* BEGIN *

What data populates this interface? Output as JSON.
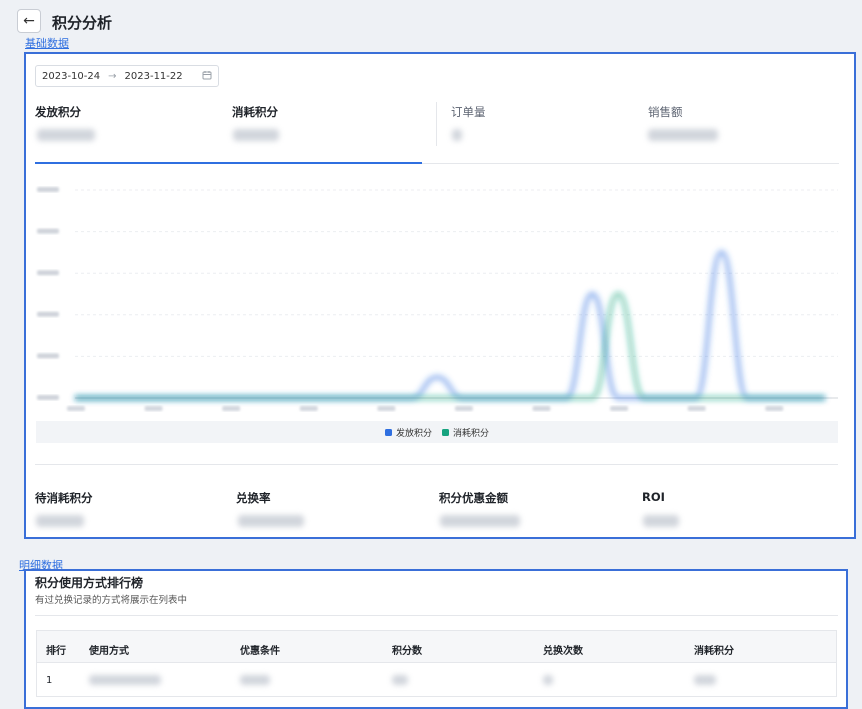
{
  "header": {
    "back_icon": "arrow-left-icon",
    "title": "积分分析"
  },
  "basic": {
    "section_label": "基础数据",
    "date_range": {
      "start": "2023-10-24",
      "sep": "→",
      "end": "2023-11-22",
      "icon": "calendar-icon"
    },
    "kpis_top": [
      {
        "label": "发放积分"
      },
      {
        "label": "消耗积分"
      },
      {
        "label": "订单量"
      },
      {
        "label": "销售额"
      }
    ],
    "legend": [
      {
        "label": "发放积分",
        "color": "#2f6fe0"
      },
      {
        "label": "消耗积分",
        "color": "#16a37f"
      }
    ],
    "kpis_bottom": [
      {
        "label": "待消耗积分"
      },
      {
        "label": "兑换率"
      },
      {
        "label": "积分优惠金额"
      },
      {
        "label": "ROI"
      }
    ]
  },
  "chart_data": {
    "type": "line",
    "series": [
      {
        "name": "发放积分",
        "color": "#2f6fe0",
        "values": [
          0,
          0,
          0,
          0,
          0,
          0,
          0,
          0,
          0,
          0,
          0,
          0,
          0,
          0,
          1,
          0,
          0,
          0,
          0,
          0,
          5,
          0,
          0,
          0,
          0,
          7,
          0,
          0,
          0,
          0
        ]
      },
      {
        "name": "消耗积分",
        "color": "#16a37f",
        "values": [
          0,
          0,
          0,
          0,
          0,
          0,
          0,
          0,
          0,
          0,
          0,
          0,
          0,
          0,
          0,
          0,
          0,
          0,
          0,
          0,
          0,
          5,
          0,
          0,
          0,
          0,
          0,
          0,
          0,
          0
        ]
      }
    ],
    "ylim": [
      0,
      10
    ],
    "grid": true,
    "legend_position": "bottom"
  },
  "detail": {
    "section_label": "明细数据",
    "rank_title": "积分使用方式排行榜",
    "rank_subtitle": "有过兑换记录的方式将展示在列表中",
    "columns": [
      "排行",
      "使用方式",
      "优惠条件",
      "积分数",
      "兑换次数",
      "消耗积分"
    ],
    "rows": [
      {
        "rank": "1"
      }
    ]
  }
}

* END *

THE EXERCISE:
Return the listing above word for word, with the pictures removed.

PROBLEM SOLUTION:
What data populates this interface? Output as JSON.
{
  "header": {
    "back_icon": "arrow-left-icon",
    "title": "积分分析"
  },
  "basic": {
    "section_label": "基础数据",
    "date_range": {
      "start": "2023-10-24",
      "sep": "→",
      "end": "2023-11-22",
      "icon": "calendar-icon"
    },
    "kpis_top": [
      {
        "label": "发放积分"
      },
      {
        "label": "消耗积分"
      },
      {
        "label": "订单量"
      },
      {
        "label": "销售额"
      }
    ],
    "legend": [
      {
        "label": "发放积分",
        "color": "#2f6fe0"
      },
      {
        "label": "消耗积分",
        "color": "#16a37f"
      }
    ],
    "kpis_bottom": [
      {
        "label": "待消耗积分"
      },
      {
        "label": "兑换率"
      },
      {
        "label": "积分优惠金额"
      },
      {
        "label": "ROI"
      }
    ]
  },
  "chart_data": {
    "type": "line",
    "series": [
      {
        "name": "发放积分",
        "color": "#2f6fe0",
        "values": [
          0,
          0,
          0,
          0,
          0,
          0,
          0,
          0,
          0,
          0,
          0,
          0,
          0,
          0,
          1,
          0,
          0,
          0,
          0,
          0,
          5,
          0,
          0,
          0,
          0,
          7,
          0,
          0,
          0,
          0
        ]
      },
      {
        "name": "消耗积分",
        "color": "#16a37f",
        "values": [
          0,
          0,
          0,
          0,
          0,
          0,
          0,
          0,
          0,
          0,
          0,
          0,
          0,
          0,
          0,
          0,
          0,
          0,
          0,
          0,
          0,
          5,
          0,
          0,
          0,
          0,
          0,
          0,
          0,
          0
        ]
      }
    ],
    "ylim": [
      0,
      10
    ],
    "grid": true,
    "legend_position": "bottom"
  },
  "detail": {
    "section_label": "明细数据",
    "rank_title": "积分使用方式排行榜",
    "rank_subtitle": "有过兑换记录的方式将展示在列表中",
    "columns": [
      "排行",
      "使用方式",
      "优惠条件",
      "积分数",
      "兑换次数",
      "消耗积分"
    ],
    "rows": [
      {
        "rank": "1"
      }
    ]
  }
}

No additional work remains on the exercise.